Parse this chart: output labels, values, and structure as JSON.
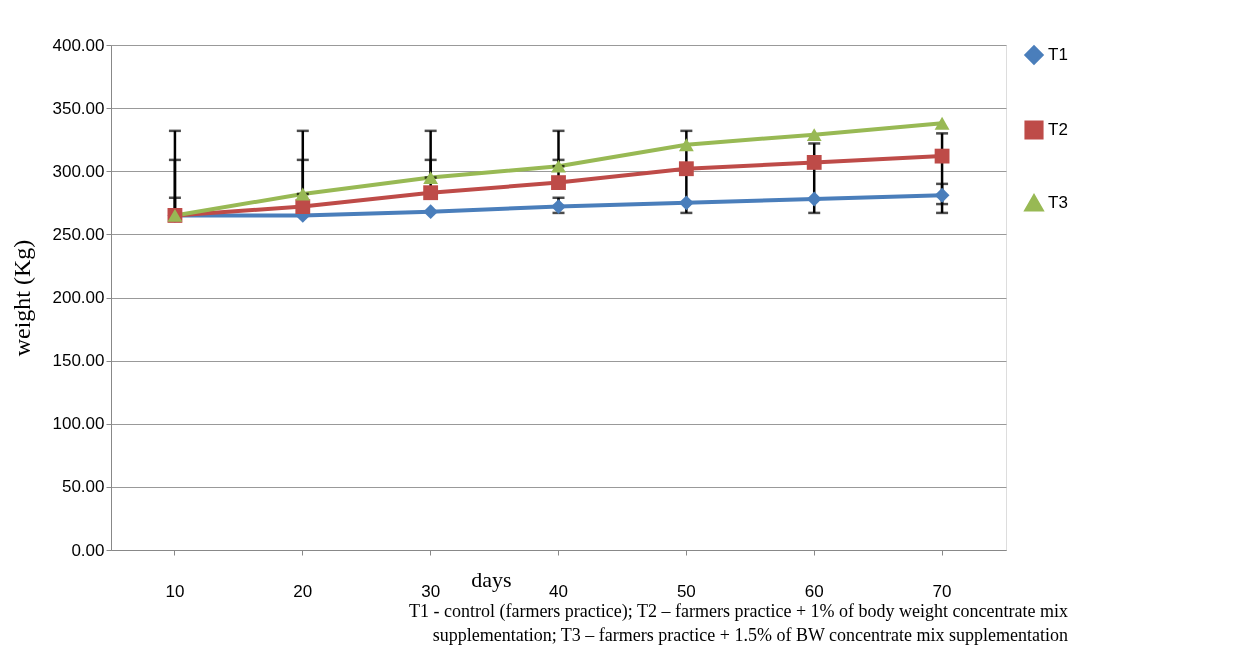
{
  "chart_data": {
    "type": "line",
    "xlabel": "days",
    "ylabel": "weight (Kg)",
    "categories": [
      "10",
      "20",
      "30",
      "40",
      "50",
      "60",
      "70"
    ],
    "series": [
      {
        "name": "T1",
        "color": "#4a7ebb",
        "marker": "diamond",
        "values": [
          265,
          265,
          268,
          272,
          275,
          278,
          281
        ],
        "errors": [
          [
            265,
            279
          ],
          null,
          null,
          [
            267,
            279
          ],
          [
            267,
            332
          ],
          [
            267,
            322
          ],
          [
            274,
            330
          ]
        ]
      },
      {
        "name": "T2",
        "color": "#be4b48",
        "marker": "square",
        "values": [
          265,
          272,
          283,
          291,
          302,
          307,
          312
        ],
        "errors": [
          [
            265,
            309
          ],
          [
            272,
            309
          ],
          [
            283,
            309
          ],
          [
            291,
            309
          ],
          null,
          null,
          [
            267,
            290
          ]
        ]
      },
      {
        "name": "T3",
        "color": "#98b954",
        "marker": "triangle",
        "values": [
          265,
          282,
          295,
          304,
          321,
          329,
          338
        ],
        "errors": [
          [
            265,
            332
          ],
          [
            282,
            332
          ],
          [
            295,
            332
          ],
          [
            304,
            332
          ],
          null,
          null,
          null
        ]
      }
    ],
    "ylim": [
      0,
      400
    ],
    "yticks": [
      {
        "value": 0,
        "label": "0.00"
      },
      {
        "value": 50,
        "label": "50.00"
      },
      {
        "value": 100,
        "label": "100.00"
      },
      {
        "value": 150,
        "label": "150.00"
      },
      {
        "value": 200,
        "label": "200.00"
      },
      {
        "value": 250,
        "label": "250.00"
      },
      {
        "value": 300,
        "label": "300.00"
      },
      {
        "value": 350,
        "label": "350.00"
      },
      {
        "value": 400,
        "label": "400.00"
      }
    ],
    "grid": "y",
    "legend": "right",
    "line_style": "solid",
    "annotations": [
      "T1 - control (farmers practice); T2 – farmers practice + 1% of body weight  concentrate mix supplementation; T3 – farmers practice + 1.5% of BW concentrate mix supplementation"
    ]
  }
}
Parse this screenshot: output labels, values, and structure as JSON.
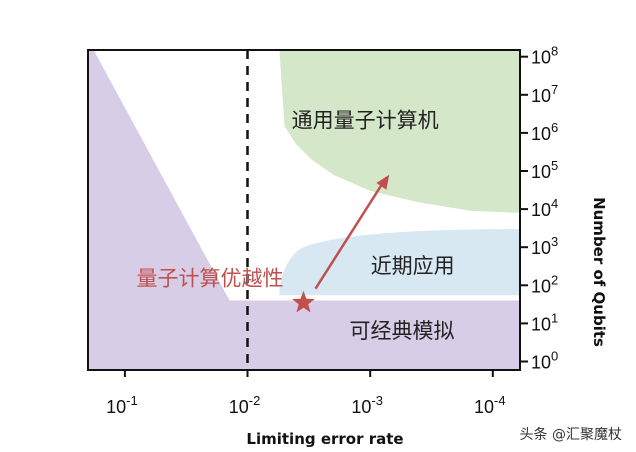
{
  "chart_data": {
    "type": "area",
    "xlabel": "Limiting error rate",
    "ylabel": "Number of Qubits",
    "x_scale": "log",
    "y_scale": "log",
    "x_reversed": true,
    "xlim": [
      0.2,
      6e-05
    ],
    "ylim": [
      0.6,
      150000000
    ],
    "x_ticks": [
      {
        "value": 0.1,
        "base": "10",
        "exp": "-1"
      },
      {
        "value": 0.01,
        "base": "10",
        "exp": "-2"
      },
      {
        "value": 0.001,
        "base": "10",
        "exp": "-3"
      },
      {
        "value": 0.0001,
        "base": "10",
        "exp": "-4"
      }
    ],
    "y_ticks": [
      {
        "value": 1,
        "base": "10",
        "exp": "0"
      },
      {
        "value": 10,
        "base": "10",
        "exp": "1"
      },
      {
        "value": 100,
        "base": "10",
        "exp": "2"
      },
      {
        "value": 1000,
        "base": "10",
        "exp": "3"
      },
      {
        "value": 10000,
        "base": "10",
        "exp": "4"
      },
      {
        "value": 100000,
        "base": "10",
        "exp": "5"
      },
      {
        "value": 1000000,
        "base": "10",
        "exp": "6"
      },
      {
        "value": 10000000,
        "base": "10",
        "exp": "7"
      },
      {
        "value": 100000000,
        "base": "10",
        "exp": "8"
      }
    ],
    "regions": [
      {
        "label": "可经典模拟",
        "color": "#d7cde6",
        "label_at": {
          "x": 0.00055,
          "y": 6
        },
        "boundary": [
          {
            "x": 0.18,
            "y": 100000000
          },
          {
            "x": 0.014,
            "y": 40
          },
          {
            "x": 6e-05,
            "y": 40
          }
        ]
      },
      {
        "label": "近期应用",
        "color": "#d8e8f3",
        "label_at": {
          "x": 0.00045,
          "y": 300
        },
        "boundary": [
          {
            "x": 0.0055,
            "y": 55
          },
          {
            "x": 0.0035,
            "y": 1000
          },
          {
            "x": 6e-05,
            "y": 3000
          },
          {
            "x": 6e-05,
            "y": 55
          }
        ]
      },
      {
        "label": "通用量子计算机",
        "color": "#d4e7c9",
        "label_at": {
          "x": 0.0011,
          "y": 2000000
        },
        "curve": [
          {
            "x": 0.0055,
            "y": 150000000
          },
          {
            "x": 0.005,
            "y": 1500000
          },
          {
            "x": 0.004,
            "y": 500000
          },
          {
            "x": 0.003,
            "y": 200000
          },
          {
            "x": 0.002,
            "y": 80000
          },
          {
            "x": 0.001,
            "y": 30000
          },
          {
            "x": 0.0004,
            "y": 15000
          },
          {
            "x": 0.00015,
            "y": 9000
          },
          {
            "x": 6e-05,
            "y": 8000
          }
        ]
      }
    ],
    "threshold_line": {
      "x": 0.01,
      "style": "dashed"
    },
    "annotations": [
      {
        "label": "量子计算优越性",
        "marker": "star",
        "color": "#c0504d",
        "point": {
          "x": 0.0035,
          "y": 35
        },
        "arrow_to": {
          "x": 0.0007,
          "y": 80000
        }
      }
    ]
  },
  "watermark": "头条 @汇聚魔杖"
}
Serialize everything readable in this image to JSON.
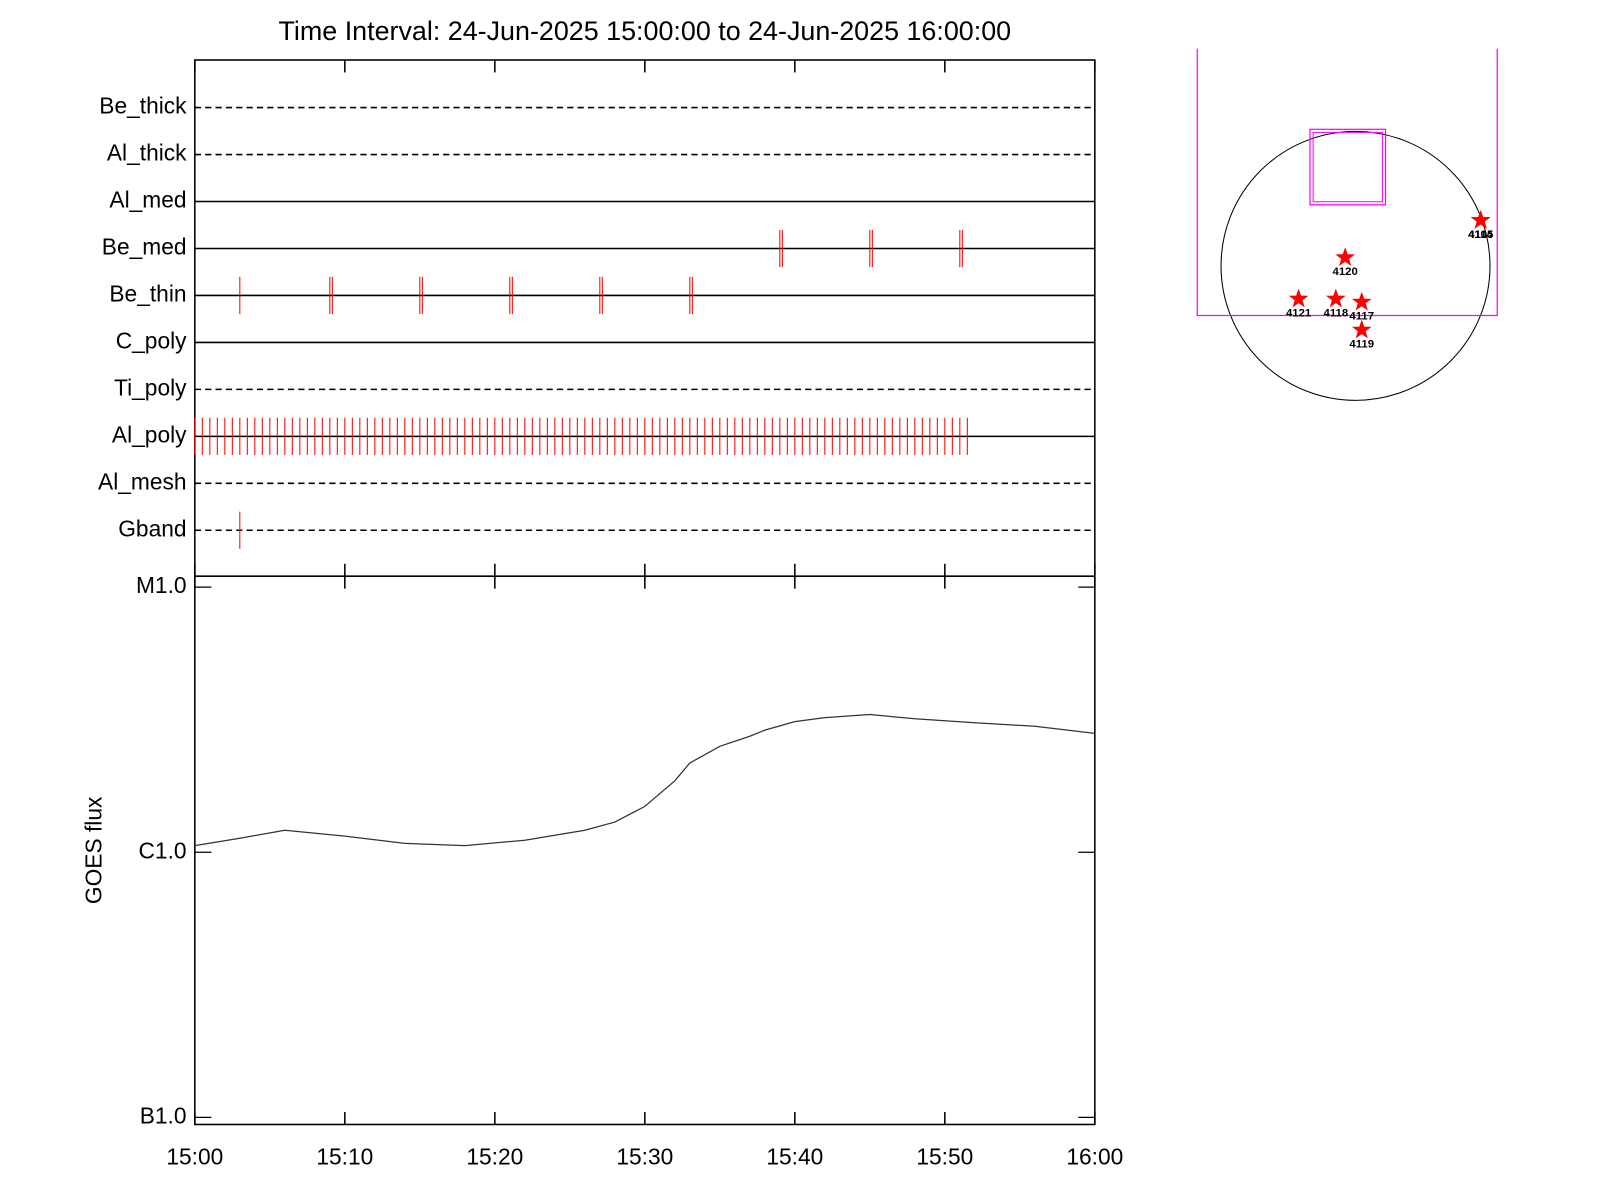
{
  "chart_data": [
    {
      "type": "timeline",
      "title": "Time Interval: 24-Jun-2025 15:00:00 to 24-Jun-2025 16:00:00",
      "categories": [
        "Be_thick",
        "Al_thick",
        "Al_med",
        "Be_med",
        "Be_thin",
        "C_poly",
        "Ti_poly",
        "Al_poly",
        "Al_mesh",
        "Gband"
      ],
      "line_styles": [
        "dashed",
        "dashed",
        "solid",
        "solid",
        "solid",
        "solid",
        "dashed",
        "solid",
        "dashed",
        "dashed"
      ],
      "color": "#ff0000",
      "xlim": [
        "15:00",
        "16:00"
      ],
      "events": [
        [],
        [],
        [],
        [
          "15:39:00",
          "15:39:10",
          "15:45:00",
          "15:45:10",
          "15:51:00",
          "15:51:10"
        ],
        [
          "15:03:00",
          "15:09:00",
          "15:09:10",
          "15:15:00",
          "15:15:10",
          "15:21:00",
          "15:21:10",
          "15:27:00",
          "15:27:10",
          "15:33:00",
          "15:33:10"
        ],
        [],
        [],
        [
          "15:00:00",
          "15:00:30",
          "15:01:00",
          "15:01:30",
          "15:02:00",
          "15:02:30",
          "15:03:00",
          "15:03:30",
          "15:04:00",
          "15:04:30",
          "15:05:00",
          "15:05:30",
          "15:06:00",
          "15:06:30",
          "15:07:00",
          "15:07:30",
          "15:08:00",
          "15:08:30",
          "15:09:00",
          "15:09:30",
          "15:10:00",
          "15:10:30",
          "15:11:00",
          "15:11:30",
          "15:12:00",
          "15:12:30",
          "15:13:00",
          "15:13:30",
          "15:14:00",
          "15:14:30",
          "15:15:00",
          "15:15:30",
          "15:16:00",
          "15:16:30",
          "15:17:00",
          "15:17:30",
          "15:18:00",
          "15:18:30",
          "15:19:00",
          "15:19:30",
          "15:20:00",
          "15:20:30",
          "15:21:00",
          "15:21:30",
          "15:22:00",
          "15:22:30",
          "15:23:00",
          "15:23:30",
          "15:24:00",
          "15:24:30",
          "15:25:00",
          "15:25:30",
          "15:26:00",
          "15:26:30",
          "15:27:00",
          "15:27:30",
          "15:28:00",
          "15:28:30",
          "15:29:00",
          "15:29:30",
          "15:30:00",
          "15:30:30",
          "15:31:00",
          "15:31:30",
          "15:32:00",
          "15:32:30",
          "15:33:00",
          "15:33:30",
          "15:34:00",
          "15:34:30",
          "15:35:00",
          "15:35:30",
          "15:36:00",
          "15:36:30",
          "15:37:00",
          "15:37:30",
          "15:38:00",
          "15:38:30",
          "15:39:00",
          "15:39:30",
          "15:40:00",
          "15:40:30",
          "15:41:00",
          "15:41:30",
          "15:42:00",
          "15:42:30",
          "15:43:00",
          "15:43:30",
          "15:44:00",
          "15:44:30",
          "15:45:00",
          "15:45:30",
          "15:46:00",
          "15:46:30",
          "15:47:00",
          "15:47:30",
          "15:48:00",
          "15:48:30",
          "15:49:00",
          "15:49:30",
          "15:50:00",
          "15:50:30",
          "15:51:00",
          "15:51:30"
        ],
        [],
        [
          "15:03:00"
        ]
      ]
    },
    {
      "type": "line",
      "ylabel": "GOES flux",
      "color": "#333333",
      "log_scale": true,
      "xlim": [
        "15:00",
        "16:00"
      ],
      "xticks": [
        "15:00",
        "15:10",
        "15:20",
        "15:30",
        "15:40",
        "15:50",
        "16:00"
      ],
      "ylim": [
        9.4e-08,
        1.1e-05
      ],
      "yticks": [
        {
          "value": 1e-05,
          "label": "M1.0"
        },
        {
          "value": 1e-06,
          "label": "C1.0"
        },
        {
          "value": 1e-07,
          "label": "B1.0"
        }
      ],
      "x": [
        "15:00",
        "15:03",
        "15:06",
        "15:10",
        "15:14",
        "15:18",
        "15:22",
        "15:26",
        "15:28",
        "15:30",
        "15:32",
        "15:33",
        "15:35",
        "15:37",
        "15:38",
        "15:40",
        "15:42",
        "15:45",
        "15:48",
        "15:52",
        "15:56",
        "16:00"
      ],
      "values": [
        1.06e-06,
        1.13e-06,
        1.21e-06,
        1.15e-06,
        1.08e-06,
        1.06e-06,
        1.11e-06,
        1.21e-06,
        1.3e-06,
        1.49e-06,
        1.86e-06,
        2.17e-06,
        2.51e-06,
        2.74e-06,
        2.89e-06,
        3.11e-06,
        3.22e-06,
        3.31e-06,
        3.19e-06,
        3.08e-06,
        2.99e-06,
        2.81e-06
      ]
    },
    {
      "type": "map",
      "color": "#ff0000",
      "regions": [
        "4105",
        "4114",
        "4120",
        "4121",
        "4118",
        "4117",
        "4119"
      ]
    }
  ]
}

########

### [Goal]
Copy out every line in the entries above that holds "labels".

### [Task result]
Parse this chart: output labels, values, and structure as JSON.
Parse this screenshot: output labels, values, and structure as JSON.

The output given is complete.